Transcribe each line exactly.

RECORD EXCERPTS:
-- BEGIN --

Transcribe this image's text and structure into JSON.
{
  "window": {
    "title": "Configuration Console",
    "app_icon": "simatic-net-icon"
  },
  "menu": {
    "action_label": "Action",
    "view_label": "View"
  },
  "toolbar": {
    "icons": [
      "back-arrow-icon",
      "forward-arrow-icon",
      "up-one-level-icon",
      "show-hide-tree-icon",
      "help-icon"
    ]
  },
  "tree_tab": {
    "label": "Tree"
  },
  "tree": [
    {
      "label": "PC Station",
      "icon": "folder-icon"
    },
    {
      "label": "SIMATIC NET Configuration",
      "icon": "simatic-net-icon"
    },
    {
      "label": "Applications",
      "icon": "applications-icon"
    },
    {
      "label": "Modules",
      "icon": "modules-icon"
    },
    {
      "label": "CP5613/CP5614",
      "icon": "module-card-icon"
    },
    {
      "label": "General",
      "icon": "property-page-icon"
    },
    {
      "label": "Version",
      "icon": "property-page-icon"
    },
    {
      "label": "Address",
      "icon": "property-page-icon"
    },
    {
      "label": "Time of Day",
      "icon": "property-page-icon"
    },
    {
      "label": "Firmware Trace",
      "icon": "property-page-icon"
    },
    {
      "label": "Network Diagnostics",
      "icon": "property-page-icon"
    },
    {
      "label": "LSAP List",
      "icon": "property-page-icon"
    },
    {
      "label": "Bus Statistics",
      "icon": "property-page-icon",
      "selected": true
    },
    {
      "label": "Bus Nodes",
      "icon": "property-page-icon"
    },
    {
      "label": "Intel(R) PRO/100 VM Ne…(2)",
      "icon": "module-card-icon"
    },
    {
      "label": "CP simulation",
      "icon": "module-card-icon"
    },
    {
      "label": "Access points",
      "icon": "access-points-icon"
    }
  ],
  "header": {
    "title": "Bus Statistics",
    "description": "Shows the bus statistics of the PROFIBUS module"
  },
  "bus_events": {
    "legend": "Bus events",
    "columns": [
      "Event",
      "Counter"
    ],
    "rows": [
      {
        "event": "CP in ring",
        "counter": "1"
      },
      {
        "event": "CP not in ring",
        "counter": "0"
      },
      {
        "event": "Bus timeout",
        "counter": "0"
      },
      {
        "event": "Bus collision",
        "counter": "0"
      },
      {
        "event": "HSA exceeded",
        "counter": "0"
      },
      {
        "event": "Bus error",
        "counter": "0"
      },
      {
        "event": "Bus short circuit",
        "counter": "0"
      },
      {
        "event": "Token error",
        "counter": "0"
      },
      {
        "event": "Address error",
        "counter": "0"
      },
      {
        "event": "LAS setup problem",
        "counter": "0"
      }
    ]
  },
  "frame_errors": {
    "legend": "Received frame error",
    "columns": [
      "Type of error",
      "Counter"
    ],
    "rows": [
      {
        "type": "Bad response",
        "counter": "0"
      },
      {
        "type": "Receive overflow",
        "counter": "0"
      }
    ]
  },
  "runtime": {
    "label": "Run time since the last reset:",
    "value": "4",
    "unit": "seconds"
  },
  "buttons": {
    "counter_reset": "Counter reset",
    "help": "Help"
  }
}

-- END --

SOLUTION FOR THIS PROBLEM:
Transcribe this image's text and structure into JSON.
{
  "window": {
    "title": "Configuration Console",
    "app_icon": "simatic-net-icon"
  },
  "menu": {
    "action_label": "Action",
    "view_label": "View"
  },
  "toolbar": {
    "icons": [
      "back-arrow-icon",
      "forward-arrow-icon",
      "up-one-level-icon",
      "show-hide-tree-icon",
      "help-icon"
    ]
  },
  "tree_tab": {
    "label": "Tree"
  },
  "tree": [
    {
      "label": "PC Station",
      "icon": "folder-icon"
    },
    {
      "label": "SIMATIC NET Configuration",
      "icon": "simatic-net-icon"
    },
    {
      "label": "Applications",
      "icon": "applications-icon"
    },
    {
      "label": "Modules",
      "icon": "modules-icon"
    },
    {
      "label": "CP5613/CP5614",
      "icon": "module-card-icon"
    },
    {
      "label": "General",
      "icon": "property-page-icon"
    },
    {
      "label": "Version",
      "icon": "property-page-icon"
    },
    {
      "label": "Address",
      "icon": "property-page-icon"
    },
    {
      "label": "Time of Day",
      "icon": "property-page-icon"
    },
    {
      "label": "Firmware Trace",
      "icon": "property-page-icon"
    },
    {
      "label": "Network Diagnostics",
      "icon": "property-page-icon"
    },
    {
      "label": "LSAP List",
      "icon": "property-page-icon"
    },
    {
      "label": "Bus Statistics",
      "icon": "property-page-icon",
      "selected": true
    },
    {
      "label": "Bus Nodes",
      "icon": "property-page-icon"
    },
    {
      "label": "Intel(R) PRO/100 VM Ne…(2)",
      "icon": "module-card-icon"
    },
    {
      "label": "CP simulation",
      "icon": "module-card-icon"
    },
    {
      "label": "Access points",
      "icon": "access-points-icon"
    }
  ],
  "header": {
    "title": "Bus Statistics",
    "description": "Shows the bus statistics of the PROFIBUS module"
  },
  "bus_events": {
    "legend": "Bus events",
    "columns": [
      "Event",
      "Counter"
    ],
    "rows": [
      {
        "event": "CP in ring",
        "counter": "1"
      },
      {
        "event": "CP not in ring",
        "counter": "0"
      },
      {
        "event": "Bus timeout",
        "counter": "0"
      },
      {
        "event": "Bus collision",
        "counter": "0"
      },
      {
        "event": "HSA exceeded",
        "counter": "0"
      },
      {
        "event": "Bus error",
        "counter": "0"
      },
      {
        "event": "Bus short circuit",
        "counter": "0"
      },
      {
        "event": "Token error",
        "counter": "0"
      },
      {
        "event": "Address error",
        "counter": "0"
      },
      {
        "event": "LAS setup problem",
        "counter": "0"
      }
    ]
  },
  "frame_errors": {
    "legend": "Received frame error",
    "columns": [
      "Type of error",
      "Counter"
    ],
    "rows": [
      {
        "type": "Bad response",
        "counter": "0"
      },
      {
        "type": "Receive overflow",
        "counter": "0"
      }
    ]
  },
  "runtime": {
    "label": "Run time since the last reset:",
    "value": "4",
    "unit": "seconds"
  },
  "buttons": {
    "counter_reset": "Counter reset",
    "help": "Help"
  }
}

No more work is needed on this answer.